* SOURCE:
Elaboration of the PostgreSQL sort cost model

Column order matters

and

Jul 01, 2024

This post debates the current sort cost model, identifies its shortcomings, and proposes a new, more comprehensive model that expands the scope of the optimiser search. Designing this post for developers, we've intentionally used terminology derived from PostgreSQL internal code, which may sometimes be unclear to newcomers.

The background of this work lies in the long story of the GROUP-BY optimisation feature development: reverted in 2023, it ended up its way in the core in 2024. But only a tiny part of the feature was accepted. Challenging by the reason of "Embrace a down-to-earth attitude," we have tried to analyse the situation before the next attempt.

The current development code can be found in the GitHub branch of the Postgres Professional's public Postgres fork.

Introduction

In the current implementation of the PostgreSQL optimiser, the complexity of sorting is determined only by the number of incoming tuples, also known as "tuples". While a logical and reliable solution, such a model does not consider the composite nature of the tuple and the number of duplicates in the input data. Moreover, the hash aggregation cost model already employs the number of columns in a tuple and statistics on the number of duplicates. At the same time, in searching for the optimal plan, the optimiser often has the freedom to choose the order of the columns in the resulting tuple of an operation.

An example is the GROUP-BY operation - one of its execution algorithms requires pre-sorted data. Also, the MergeJoin operator can change the order of expressions in the join clause and optimise the plan by considering different sortings of the left and right inputs. Having the ability to differentiate by cost between various possibilities for such sorting, the optimiser can reasonably choose the order of clauses in the grouping operator and discover more optimal alternatives for the query plan.

After reviewing the ACM, arxiv and IEEE catalogues, we found no work devoted to estimating multi-column sorting. Looking around into the competitors' behaviour, we found out that the MySQL code, which is directly available for study, implements a simple model for estimating the cost of sorting, which does not consider the length and number of columns in the tuple. Experiments with MSSql and Oracle have also shown the absence of such tuning. It is why we commenced this work and ended up in this post.

* STORED ROWS:
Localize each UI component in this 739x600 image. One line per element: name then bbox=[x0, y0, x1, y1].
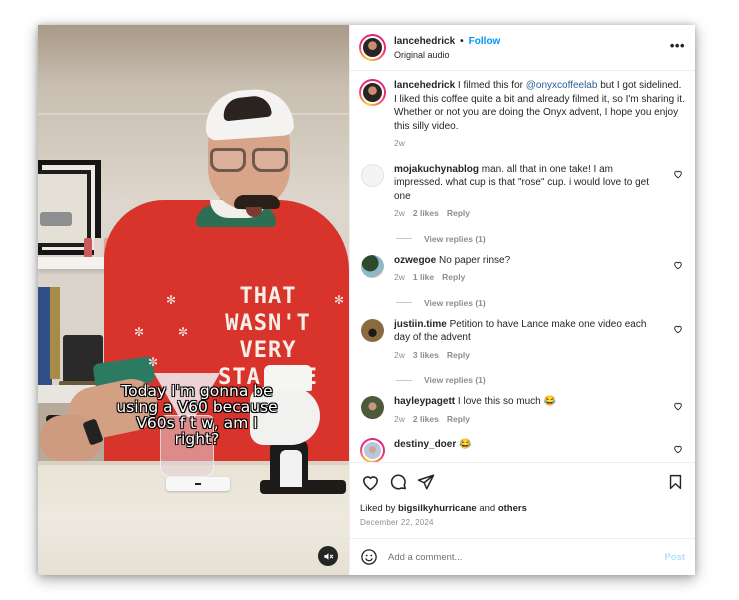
commenter-avatar[interactable] bbox=[361, 396, 384, 419]
comment-likes[interactable]: 2 likes bbox=[413, 207, 439, 221]
comment-item: justiin.time Petition to have Lance make… bbox=[359, 318, 685, 363]
heart-icon bbox=[362, 475, 378, 491]
comment-likes[interactable]: 2 likes bbox=[413, 413, 439, 427]
separator-dot: • bbox=[460, 35, 464, 47]
commenter-avatar[interactable] bbox=[361, 254, 384, 278]
comment-item: ozwegoe No paper rinse? 2w 1 like Reply bbox=[359, 254, 685, 285]
video-scale bbox=[166, 477, 230, 491]
liked-by-others[interactable]: others bbox=[498, 503, 527, 514]
reply-button[interactable]: Reply bbox=[442, 271, 465, 285]
follow-button[interactable]: Follow bbox=[469, 36, 501, 47]
post-comment-button[interactable]: Post bbox=[664, 552, 685, 563]
paper-plane-icon bbox=[417, 474, 435, 490]
post-caption: lancehedrick I filmed this for @onyxcoff… bbox=[359, 79, 685, 151]
view-replies-button[interactable]: View replies (1) bbox=[396, 234, 685, 244]
save-button[interactable] bbox=[665, 472, 685, 492]
reply-button[interactable]: Reply bbox=[447, 413, 470, 427]
video-subtitle: Today I'm gonna be using a V60 because V… bbox=[116, 382, 278, 448]
author-avatar[interactable] bbox=[359, 34, 386, 61]
caption-text-line2: Whether or not you are doing the Onyx ad… bbox=[394, 107, 679, 132]
bookmark-icon bbox=[669, 474, 681, 490]
add-comment-input[interactable] bbox=[388, 551, 665, 563]
speaker-muted-icon bbox=[323, 552, 333, 560]
liked-by-user[interactable]: bigsilkyhurricane bbox=[398, 503, 477, 514]
comment-time[interactable]: 2w bbox=[394, 349, 405, 363]
commenter-username[interactable]: mojakuchynablog bbox=[394, 164, 479, 175]
comment-item: destiny_doer 😂 bbox=[359, 438, 685, 462]
instagram-post-modal: THAT WASN'T VERY STA-B_E ✻ ✻ ✼ ✼ ✼ Today… bbox=[38, 25, 695, 575]
comment-text: 😂 bbox=[456, 439, 472, 450]
comment-item: mojakuchynablog man. all that in one tak… bbox=[359, 163, 685, 221]
reply-button[interactable]: Reply bbox=[447, 207, 470, 221]
post-video[interactable]: THAT WASN'T VERY STA-B_E ✻ ✻ ✼ ✼ ✼ Today… bbox=[38, 25, 349, 575]
add-comment-bar: Post bbox=[350, 538, 695, 575]
post-side-panel: lancehedrick • Follow Original audio •••… bbox=[349, 25, 695, 575]
comment-item: hayleypagett I love this so much 😂 2w 2 … bbox=[359, 395, 685, 426]
like-button[interactable] bbox=[360, 472, 380, 492]
like-comment-heart-icon[interactable] bbox=[673, 169, 683, 179]
like-comment-heart-icon[interactable] bbox=[673, 444, 683, 454]
author-username[interactable]: lancehedrick bbox=[394, 36, 455, 47]
comment-likes[interactable]: 1 like bbox=[413, 271, 434, 285]
comments-list[interactable]: lancehedrick I filmed this for @onyxcoff… bbox=[350, 71, 695, 462]
post-date[interactable]: December 22, 2024 bbox=[360, 518, 685, 527]
commenter-username[interactable]: justiin.time bbox=[394, 319, 447, 330]
video-person-glasses bbox=[210, 148, 292, 174]
comment-time[interactable]: 2w bbox=[394, 271, 405, 285]
caption-username[interactable]: lancehedrick bbox=[394, 80, 455, 91]
like-comment-heart-icon[interactable] bbox=[673, 324, 683, 334]
caption-text: I filmed this for bbox=[455, 80, 526, 91]
post-header: lancehedrick • Follow Original audio ••• bbox=[350, 25, 695, 71]
comment-text: I love this so much 😂 bbox=[455, 396, 556, 407]
mention-link[interactable]: @onyxcoffeelab bbox=[526, 80, 598, 91]
comment-bubble-icon bbox=[390, 474, 406, 489]
comment-time[interactable]: 2w bbox=[394, 413, 405, 427]
reply-button[interactable]: Reply bbox=[447, 349, 470, 363]
share-button[interactable] bbox=[416, 472, 436, 492]
commenter-avatar[interactable] bbox=[361, 163, 384, 187]
commenter-username[interactable]: ozwegoe bbox=[394, 255, 436, 266]
comment-text: No paper rinse? bbox=[436, 254, 511, 266]
mute-toggle-button[interactable] bbox=[318, 546, 338, 566]
post-actions: Liked by bigsilkyhurricane and others De… bbox=[350, 462, 695, 538]
caption-author-avatar[interactable] bbox=[359, 79, 386, 106]
comment-button[interactable] bbox=[388, 472, 408, 492]
emoji-picker-icon[interactable] bbox=[360, 548, 378, 566]
caption-time[interactable]: 2w bbox=[394, 137, 405, 151]
commenter-username[interactable]: hayleypagett bbox=[394, 396, 455, 407]
more-options-button[interactable]: ••• bbox=[670, 38, 685, 58]
commenter-avatar[interactable] bbox=[361, 318, 384, 342]
comment-time[interactable]: 2w bbox=[394, 207, 405, 221]
comment-likes[interactable]: 3 likes bbox=[413, 349, 439, 363]
commenter-avatar[interactable] bbox=[360, 438, 385, 462]
audio-link[interactable]: Original audio bbox=[394, 50, 670, 60]
like-comment-heart-icon[interactable] bbox=[673, 260, 683, 270]
like-comment-heart-icon[interactable] bbox=[673, 401, 683, 411]
view-replies-button[interactable]: View replies (1) bbox=[396, 375, 685, 385]
liked-by: Liked by bigsilkyhurricane and others bbox=[360, 503, 527, 514]
commenter-username[interactable]: destiny_doer bbox=[394, 439, 456, 450]
view-replies-button[interactable]: View replies (1) bbox=[396, 298, 685, 308]
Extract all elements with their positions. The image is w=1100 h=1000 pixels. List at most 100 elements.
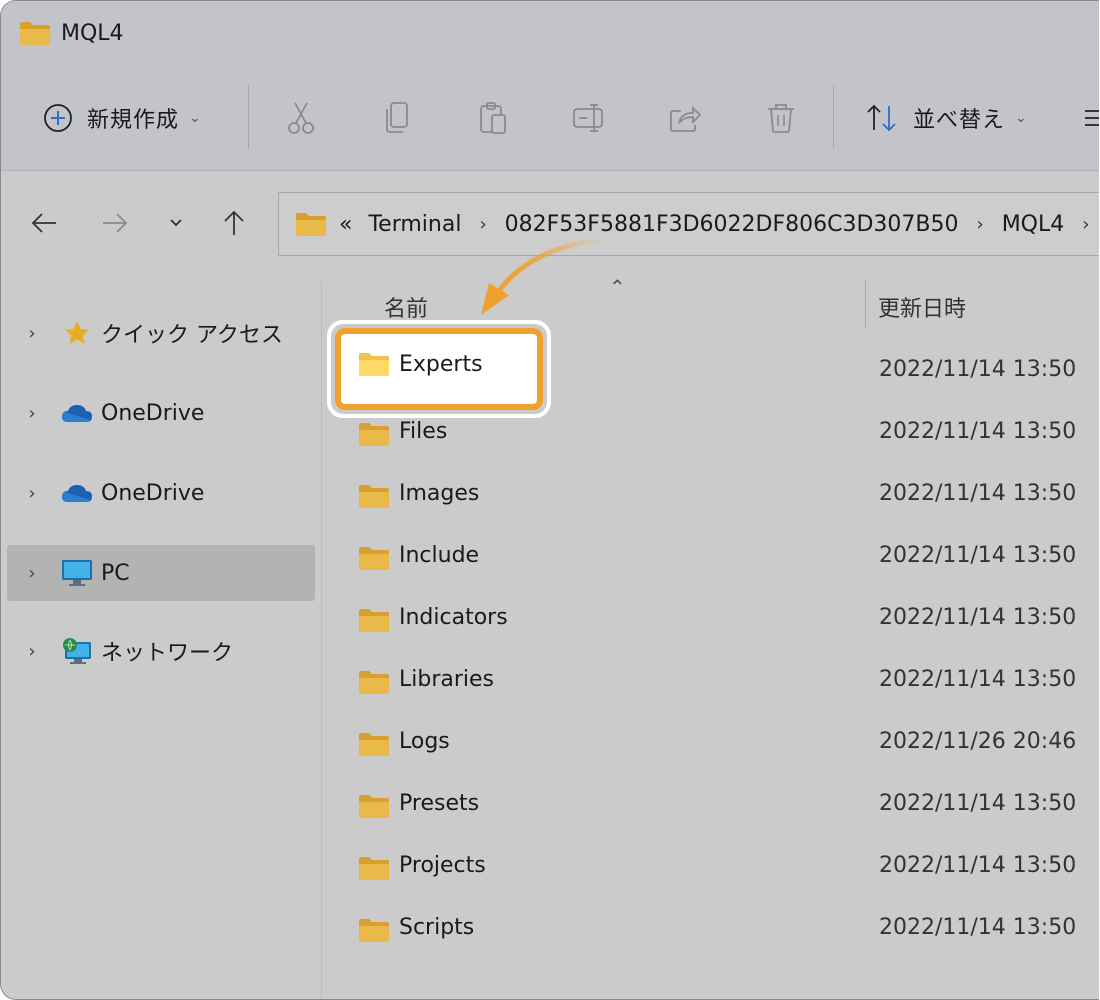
- share-icon: [670, 105, 701, 132]
- toolbar-divider: [833, 85, 834, 149]
- sort-button[interactable]: 並べ替え ⌄: [865, 85, 1027, 151]
- chevron-right-icon[interactable]: ›: [7, 323, 57, 344]
- chevron-down-icon: [170, 219, 182, 227]
- breadcrumb-overflow[interactable]: «: [339, 212, 352, 237]
- breadcrumb-mql4[interactable]: MQL4: [1002, 212, 1065, 237]
- modified-date: 2022/11/14 13:50: [879, 481, 1077, 506]
- folder-icon: [358, 731, 390, 757]
- chevron-right-icon[interactable]: ›: [7, 483, 57, 504]
- file-name: Include: [399, 543, 480, 568]
- nav-item-onedrive[interactable]: › OneDrive: [7, 465, 315, 521]
- network-icon: [57, 636, 97, 666]
- modified-date: 2022/11/26 20:46: [879, 729, 1077, 754]
- column-header-name[interactable]: 名前: [384, 291, 428, 323]
- list-item-libraries[interactable]: Libraries 2022/11/14 13:50: [322, 651, 1099, 713]
- chevron-right-icon[interactable]: ›: [976, 214, 983, 235]
- list-item-images[interactable]: Images 2022/11/14 13:50: [322, 465, 1099, 527]
- column-divider[interactable]: [865, 281, 866, 329]
- file-name: Files: [399, 419, 448, 444]
- list-view-icon: [1085, 110, 1099, 126]
- copy-icon: [386, 102, 408, 133]
- rename-button[interactable]: [571, 85, 607, 151]
- file-name: Libraries: [399, 667, 495, 692]
- chevron-right-icon[interactable]: ›: [7, 563, 57, 584]
- chevron-right-icon[interactable]: ›: [1082, 214, 1089, 235]
- column-header-date[interactable]: 更新日時: [878, 291, 966, 323]
- nav-item-onedrive[interactable]: › OneDrive: [7, 385, 315, 441]
- modified-date: 2022/11/14 13:50: [879, 791, 1077, 816]
- delete-icon: [768, 104, 794, 133]
- chevron-right-icon[interactable]: ›: [7, 403, 57, 424]
- explorer-window: MQL4 新規作成 ⌄ 並べ替え ⌄ « Terminal › 082F53F5…: [0, 0, 1099, 1000]
- sort-icon: [867, 104, 896, 132]
- folder-icon: [358, 607, 390, 633]
- folder-icon: [358, 351, 390, 377]
- back-button[interactable]: [24, 201, 64, 245]
- file-name: Presets: [399, 791, 480, 816]
- navigation-pane: › クイック アクセス › OneDrive › OneDrive › PC ›…: [1, 281, 322, 999]
- list-item-experts-highlighted[interactable]: Experts: [333, 351, 483, 377]
- nav-item-label: OneDrive: [101, 400, 205, 426]
- chevron-right-icon[interactable]: ›: [479, 214, 486, 235]
- monitor-icon: [57, 558, 97, 588]
- nav-item-pc[interactable]: › PC: [7, 545, 315, 601]
- list-item-include[interactable]: Include 2022/11/14 13:50: [322, 527, 1099, 589]
- rename-icon: [573, 104, 603, 132]
- new-button[interactable]: 新規作成 ⌄: [43, 85, 201, 151]
- folder-icon: [358, 421, 390, 447]
- copy-button[interactable]: [379, 85, 415, 151]
- file-name: Indicators: [399, 605, 508, 630]
- chevron-right-icon[interactable]: ›: [7, 641, 57, 662]
- folder-icon: [358, 917, 390, 943]
- title-bar: MQL4: [19, 15, 124, 51]
- list-item-projects[interactable]: Projects 2022/11/14 13:50: [322, 837, 1099, 899]
- modified-date: 2022/11/14 13:50: [879, 419, 1077, 444]
- breadcrumb-terminal[interactable]: Terminal: [368, 212, 461, 237]
- paste-button[interactable]: [475, 85, 511, 151]
- file-name: Logs: [399, 729, 450, 754]
- cloud-icon: [57, 482, 97, 504]
- modified-date: 2022/11/14 13:50: [879, 543, 1077, 568]
- paste-icon: [480, 102, 506, 134]
- folder-icon: [295, 211, 327, 237]
- star-icon: [57, 319, 97, 347]
- address-bar[interactable]: « Terminal › 082F53F5881F3D6022DF806C3D3…: [278, 192, 1099, 256]
- nav-item-quick-access[interactable]: › クイック アクセス: [7, 305, 315, 361]
- callout-arrow-icon: [481, 236, 609, 315]
- arrow-up-icon: [224, 210, 244, 235]
- folder-icon: [358, 793, 390, 819]
- nav-item-network[interactable]: › ネットワーク: [7, 623, 315, 679]
- plus-circle-icon: [44, 104, 72, 132]
- up-button[interactable]: [214, 201, 254, 245]
- nav-item-label: ネットワーク: [101, 641, 234, 666]
- list-item-presets[interactable]: Presets 2022/11/14 13:50: [322, 775, 1099, 837]
- view-button[interactable]: [1083, 85, 1099, 151]
- modified-date: 2022/11/14 13:50: [879, 605, 1077, 630]
- chevron-down-icon: ⌄: [1015, 110, 1027, 126]
- list-item-logs[interactable]: Logs 2022/11/26 20:46: [322, 713, 1099, 775]
- cloud-icon: [57, 402, 97, 424]
- folder-icon: [358, 669, 390, 695]
- chevron-down-icon: ⌄: [189, 110, 201, 126]
- list-item-indicators[interactable]: Indicators 2022/11/14 13:50: [322, 589, 1099, 651]
- folder-icon: [19, 20, 51, 46]
- file-name: Projects: [399, 853, 486, 878]
- command-bar: 新規作成 ⌄ 並べ替え ⌄: [1, 85, 1099, 155]
- file-name: Experts: [399, 351, 483, 377]
- folder-icon: [358, 855, 390, 881]
- folder-icon: [358, 483, 390, 509]
- forward-button[interactable]: [95, 201, 135, 245]
- file-name: Scripts: [399, 915, 475, 940]
- share-button[interactable]: [667, 85, 703, 151]
- arrow-right-icon: [103, 213, 128, 233]
- file-name: Images: [399, 481, 480, 506]
- recent-locations-button[interactable]: [156, 201, 196, 245]
- list-item-scripts[interactable]: Scripts 2022/11/14 13:50: [322, 899, 1099, 961]
- cut-button[interactable]: [283, 85, 319, 151]
- sort-button-label: 並べ替え: [913, 108, 1006, 133]
- nav-item-label: クイック アクセス: [101, 323, 283, 348]
- arrow-left-icon: [31, 213, 56, 233]
- nav-item-label: PC: [101, 560, 130, 586]
- cut-icon: [288, 102, 314, 134]
- delete-button[interactable]: [763, 85, 799, 151]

* WHAT TO DO:
Answer from the post on PostgreSQL sort costs:
(a) What alone determines the complexity of sorting in the current PostgreSQL optimiser?
(b) In what year was the GROUP-BY optimisation feature reverted?
(c) Which competitor's code was directly available for study?
The data is separate material from the post on PostgreSQL sort costs.

* SOLUTION TO THIS EXERCISE:
(a) The number of incoming tuples.
(b) 2023.
(c) MySQL.